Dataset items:
[start]

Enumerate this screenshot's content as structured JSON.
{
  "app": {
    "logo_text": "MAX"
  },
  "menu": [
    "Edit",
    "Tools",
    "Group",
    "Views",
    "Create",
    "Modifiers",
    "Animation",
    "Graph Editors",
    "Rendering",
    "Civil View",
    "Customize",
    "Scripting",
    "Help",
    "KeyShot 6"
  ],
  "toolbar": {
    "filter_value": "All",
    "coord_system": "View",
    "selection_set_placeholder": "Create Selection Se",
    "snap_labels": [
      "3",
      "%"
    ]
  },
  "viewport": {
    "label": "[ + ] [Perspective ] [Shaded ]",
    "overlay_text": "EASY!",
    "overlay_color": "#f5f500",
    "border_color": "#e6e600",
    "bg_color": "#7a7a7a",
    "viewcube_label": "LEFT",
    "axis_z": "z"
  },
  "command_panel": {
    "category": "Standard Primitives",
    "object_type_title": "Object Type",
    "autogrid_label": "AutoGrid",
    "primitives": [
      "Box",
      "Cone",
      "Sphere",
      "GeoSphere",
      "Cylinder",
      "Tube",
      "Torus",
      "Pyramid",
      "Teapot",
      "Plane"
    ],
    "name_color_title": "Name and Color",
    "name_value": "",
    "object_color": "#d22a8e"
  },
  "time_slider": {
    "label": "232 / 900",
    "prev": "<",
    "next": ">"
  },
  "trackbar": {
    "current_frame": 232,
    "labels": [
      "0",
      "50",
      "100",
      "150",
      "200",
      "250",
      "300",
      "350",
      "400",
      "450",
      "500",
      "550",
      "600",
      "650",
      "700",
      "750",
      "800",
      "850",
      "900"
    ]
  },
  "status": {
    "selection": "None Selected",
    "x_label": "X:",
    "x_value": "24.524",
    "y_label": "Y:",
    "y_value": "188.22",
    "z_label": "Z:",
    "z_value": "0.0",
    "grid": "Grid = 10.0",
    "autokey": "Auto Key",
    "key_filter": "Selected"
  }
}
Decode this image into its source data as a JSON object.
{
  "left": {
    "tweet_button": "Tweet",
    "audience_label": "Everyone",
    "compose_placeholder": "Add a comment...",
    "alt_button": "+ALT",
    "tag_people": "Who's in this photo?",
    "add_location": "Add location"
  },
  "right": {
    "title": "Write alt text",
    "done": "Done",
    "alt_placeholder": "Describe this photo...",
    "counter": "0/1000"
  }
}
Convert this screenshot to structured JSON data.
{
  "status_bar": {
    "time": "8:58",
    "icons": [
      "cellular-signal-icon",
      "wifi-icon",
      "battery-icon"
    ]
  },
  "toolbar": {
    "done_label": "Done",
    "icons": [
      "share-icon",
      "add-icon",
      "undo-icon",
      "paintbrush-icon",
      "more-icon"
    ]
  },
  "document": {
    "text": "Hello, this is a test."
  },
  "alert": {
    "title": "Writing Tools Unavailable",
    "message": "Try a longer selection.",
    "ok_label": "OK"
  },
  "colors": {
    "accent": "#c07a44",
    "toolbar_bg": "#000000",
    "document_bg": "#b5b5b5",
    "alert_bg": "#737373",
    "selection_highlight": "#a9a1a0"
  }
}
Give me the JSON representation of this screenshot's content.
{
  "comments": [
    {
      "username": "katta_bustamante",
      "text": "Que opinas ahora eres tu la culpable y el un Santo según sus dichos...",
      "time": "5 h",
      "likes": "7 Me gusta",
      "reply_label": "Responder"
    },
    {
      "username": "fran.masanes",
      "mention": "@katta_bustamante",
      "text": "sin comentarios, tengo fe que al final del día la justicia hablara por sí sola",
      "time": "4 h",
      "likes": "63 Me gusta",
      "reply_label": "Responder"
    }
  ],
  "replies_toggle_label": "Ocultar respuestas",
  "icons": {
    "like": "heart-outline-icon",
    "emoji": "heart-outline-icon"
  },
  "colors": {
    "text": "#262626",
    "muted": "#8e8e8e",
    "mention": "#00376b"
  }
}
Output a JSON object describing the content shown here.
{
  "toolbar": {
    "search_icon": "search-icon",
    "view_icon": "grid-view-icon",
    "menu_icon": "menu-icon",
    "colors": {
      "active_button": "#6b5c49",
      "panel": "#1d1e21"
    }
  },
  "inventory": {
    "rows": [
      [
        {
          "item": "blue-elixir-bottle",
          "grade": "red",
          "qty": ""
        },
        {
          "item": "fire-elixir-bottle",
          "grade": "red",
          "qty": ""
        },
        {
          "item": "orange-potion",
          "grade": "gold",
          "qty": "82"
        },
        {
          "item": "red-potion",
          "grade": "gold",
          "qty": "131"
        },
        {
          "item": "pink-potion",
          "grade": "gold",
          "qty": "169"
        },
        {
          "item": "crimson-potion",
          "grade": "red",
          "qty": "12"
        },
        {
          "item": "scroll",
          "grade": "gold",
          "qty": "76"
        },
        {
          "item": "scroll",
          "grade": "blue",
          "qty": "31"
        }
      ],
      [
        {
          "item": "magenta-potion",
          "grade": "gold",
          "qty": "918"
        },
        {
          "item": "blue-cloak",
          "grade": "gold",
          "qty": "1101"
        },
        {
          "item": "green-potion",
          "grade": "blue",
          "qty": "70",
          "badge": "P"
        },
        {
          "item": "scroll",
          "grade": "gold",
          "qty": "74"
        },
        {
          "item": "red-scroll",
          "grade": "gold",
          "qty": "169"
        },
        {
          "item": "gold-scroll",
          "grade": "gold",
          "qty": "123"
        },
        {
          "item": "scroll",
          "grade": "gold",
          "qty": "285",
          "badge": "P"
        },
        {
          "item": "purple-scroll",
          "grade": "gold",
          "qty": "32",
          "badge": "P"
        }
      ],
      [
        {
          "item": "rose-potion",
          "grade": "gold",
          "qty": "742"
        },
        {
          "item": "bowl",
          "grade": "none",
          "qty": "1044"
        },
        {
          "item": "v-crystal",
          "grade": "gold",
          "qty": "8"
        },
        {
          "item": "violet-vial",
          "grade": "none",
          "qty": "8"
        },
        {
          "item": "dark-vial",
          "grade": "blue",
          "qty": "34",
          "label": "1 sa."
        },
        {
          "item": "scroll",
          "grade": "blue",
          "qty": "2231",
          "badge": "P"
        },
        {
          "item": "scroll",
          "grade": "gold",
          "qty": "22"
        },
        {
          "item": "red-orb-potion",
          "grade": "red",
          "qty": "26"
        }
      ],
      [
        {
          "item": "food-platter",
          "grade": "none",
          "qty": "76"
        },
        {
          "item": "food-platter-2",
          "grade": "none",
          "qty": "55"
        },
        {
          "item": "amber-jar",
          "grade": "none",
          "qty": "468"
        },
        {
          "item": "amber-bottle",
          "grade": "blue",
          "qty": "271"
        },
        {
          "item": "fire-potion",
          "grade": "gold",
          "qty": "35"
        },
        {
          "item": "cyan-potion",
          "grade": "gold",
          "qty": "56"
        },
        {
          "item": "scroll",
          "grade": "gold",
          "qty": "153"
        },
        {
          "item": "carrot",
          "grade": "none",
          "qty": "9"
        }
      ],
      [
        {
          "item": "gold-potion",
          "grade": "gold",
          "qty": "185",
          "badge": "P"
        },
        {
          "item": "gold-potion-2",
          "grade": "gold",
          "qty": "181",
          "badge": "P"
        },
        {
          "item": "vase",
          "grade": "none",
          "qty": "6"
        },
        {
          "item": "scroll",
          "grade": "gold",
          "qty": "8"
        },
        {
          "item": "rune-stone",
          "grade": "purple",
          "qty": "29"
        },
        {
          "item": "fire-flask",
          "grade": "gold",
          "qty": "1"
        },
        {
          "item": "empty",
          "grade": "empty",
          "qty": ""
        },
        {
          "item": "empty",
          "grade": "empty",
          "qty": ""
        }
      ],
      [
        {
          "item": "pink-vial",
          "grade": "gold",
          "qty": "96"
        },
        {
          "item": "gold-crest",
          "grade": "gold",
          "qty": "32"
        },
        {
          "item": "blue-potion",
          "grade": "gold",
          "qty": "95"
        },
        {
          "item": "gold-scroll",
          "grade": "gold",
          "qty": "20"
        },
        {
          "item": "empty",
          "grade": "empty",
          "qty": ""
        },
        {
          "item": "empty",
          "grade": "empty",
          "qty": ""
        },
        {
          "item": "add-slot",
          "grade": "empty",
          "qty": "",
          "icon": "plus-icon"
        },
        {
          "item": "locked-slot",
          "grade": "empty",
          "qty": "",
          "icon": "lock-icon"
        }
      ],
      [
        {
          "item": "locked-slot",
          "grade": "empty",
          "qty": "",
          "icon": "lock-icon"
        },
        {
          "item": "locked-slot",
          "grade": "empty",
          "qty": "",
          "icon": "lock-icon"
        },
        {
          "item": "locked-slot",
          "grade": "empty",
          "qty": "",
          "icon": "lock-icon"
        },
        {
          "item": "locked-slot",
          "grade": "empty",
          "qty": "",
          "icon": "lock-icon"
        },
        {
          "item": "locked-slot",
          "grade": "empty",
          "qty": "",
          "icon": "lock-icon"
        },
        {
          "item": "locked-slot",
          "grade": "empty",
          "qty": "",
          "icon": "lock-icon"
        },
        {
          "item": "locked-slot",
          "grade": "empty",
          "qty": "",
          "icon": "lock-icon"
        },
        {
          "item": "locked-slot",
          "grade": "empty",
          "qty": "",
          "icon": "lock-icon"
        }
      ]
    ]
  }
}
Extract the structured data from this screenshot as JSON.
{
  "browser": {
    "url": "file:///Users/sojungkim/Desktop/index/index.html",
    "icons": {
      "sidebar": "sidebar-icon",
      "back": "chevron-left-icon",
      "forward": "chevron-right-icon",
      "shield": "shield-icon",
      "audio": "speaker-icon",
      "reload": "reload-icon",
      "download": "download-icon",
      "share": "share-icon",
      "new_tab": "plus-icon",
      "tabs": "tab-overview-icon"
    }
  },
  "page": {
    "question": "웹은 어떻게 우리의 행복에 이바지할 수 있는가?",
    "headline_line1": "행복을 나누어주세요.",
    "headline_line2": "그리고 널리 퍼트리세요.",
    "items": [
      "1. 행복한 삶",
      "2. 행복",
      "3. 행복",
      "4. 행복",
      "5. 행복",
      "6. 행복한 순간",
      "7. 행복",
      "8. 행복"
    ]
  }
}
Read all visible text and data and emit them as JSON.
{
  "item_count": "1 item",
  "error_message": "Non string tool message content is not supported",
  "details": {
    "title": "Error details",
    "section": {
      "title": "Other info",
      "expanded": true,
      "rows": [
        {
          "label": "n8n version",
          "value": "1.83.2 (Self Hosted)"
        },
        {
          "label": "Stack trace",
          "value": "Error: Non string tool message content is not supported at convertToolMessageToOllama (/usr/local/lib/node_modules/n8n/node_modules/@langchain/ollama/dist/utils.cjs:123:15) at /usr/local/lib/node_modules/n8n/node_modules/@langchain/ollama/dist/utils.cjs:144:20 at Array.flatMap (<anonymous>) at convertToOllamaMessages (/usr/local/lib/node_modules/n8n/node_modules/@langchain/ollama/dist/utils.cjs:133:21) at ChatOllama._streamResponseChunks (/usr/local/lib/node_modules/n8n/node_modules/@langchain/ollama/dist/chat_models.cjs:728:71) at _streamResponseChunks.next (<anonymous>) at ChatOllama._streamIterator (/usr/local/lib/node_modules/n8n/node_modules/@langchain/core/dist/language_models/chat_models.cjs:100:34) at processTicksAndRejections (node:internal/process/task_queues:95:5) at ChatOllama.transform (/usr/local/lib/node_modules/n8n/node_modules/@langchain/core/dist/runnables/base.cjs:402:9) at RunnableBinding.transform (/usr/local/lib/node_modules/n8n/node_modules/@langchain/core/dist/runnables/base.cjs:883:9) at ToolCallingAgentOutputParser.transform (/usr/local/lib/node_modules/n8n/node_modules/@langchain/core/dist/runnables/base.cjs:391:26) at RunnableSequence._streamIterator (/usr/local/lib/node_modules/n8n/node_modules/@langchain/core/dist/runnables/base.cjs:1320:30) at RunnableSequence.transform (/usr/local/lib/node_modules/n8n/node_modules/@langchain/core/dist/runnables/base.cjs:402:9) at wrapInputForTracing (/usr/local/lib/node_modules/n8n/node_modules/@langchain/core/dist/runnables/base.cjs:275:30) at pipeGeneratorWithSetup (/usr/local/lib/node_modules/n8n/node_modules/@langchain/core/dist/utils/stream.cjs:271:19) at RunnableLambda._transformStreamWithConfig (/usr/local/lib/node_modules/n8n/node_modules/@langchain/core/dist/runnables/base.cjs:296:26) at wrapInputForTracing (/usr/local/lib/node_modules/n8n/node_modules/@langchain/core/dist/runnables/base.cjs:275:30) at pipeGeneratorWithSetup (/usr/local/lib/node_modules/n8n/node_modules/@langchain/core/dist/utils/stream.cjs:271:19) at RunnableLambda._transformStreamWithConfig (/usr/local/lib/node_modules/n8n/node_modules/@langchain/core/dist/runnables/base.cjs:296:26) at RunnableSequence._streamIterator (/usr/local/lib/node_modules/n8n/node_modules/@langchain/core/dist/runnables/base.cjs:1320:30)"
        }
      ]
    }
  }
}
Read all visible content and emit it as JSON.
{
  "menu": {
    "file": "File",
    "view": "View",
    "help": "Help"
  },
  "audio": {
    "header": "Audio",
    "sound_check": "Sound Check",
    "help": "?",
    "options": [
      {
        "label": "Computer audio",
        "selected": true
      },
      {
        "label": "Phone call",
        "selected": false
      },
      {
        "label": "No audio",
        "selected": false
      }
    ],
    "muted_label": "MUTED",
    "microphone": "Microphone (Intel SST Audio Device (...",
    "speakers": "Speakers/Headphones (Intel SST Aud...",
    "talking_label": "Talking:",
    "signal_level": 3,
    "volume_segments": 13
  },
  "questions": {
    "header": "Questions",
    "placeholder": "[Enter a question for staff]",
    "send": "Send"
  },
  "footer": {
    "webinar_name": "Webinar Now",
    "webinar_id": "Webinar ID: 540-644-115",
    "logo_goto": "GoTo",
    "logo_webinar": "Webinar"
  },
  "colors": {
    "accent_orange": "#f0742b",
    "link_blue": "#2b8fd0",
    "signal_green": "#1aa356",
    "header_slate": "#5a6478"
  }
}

[end]

__STATED TASK__:
From the material above, copy each line that includes the word "photo".

__WRITTEN SOLUTION__:
    "tag_people": "Who's in this photo?",
    "alt_placeholder": "Describe this photo...",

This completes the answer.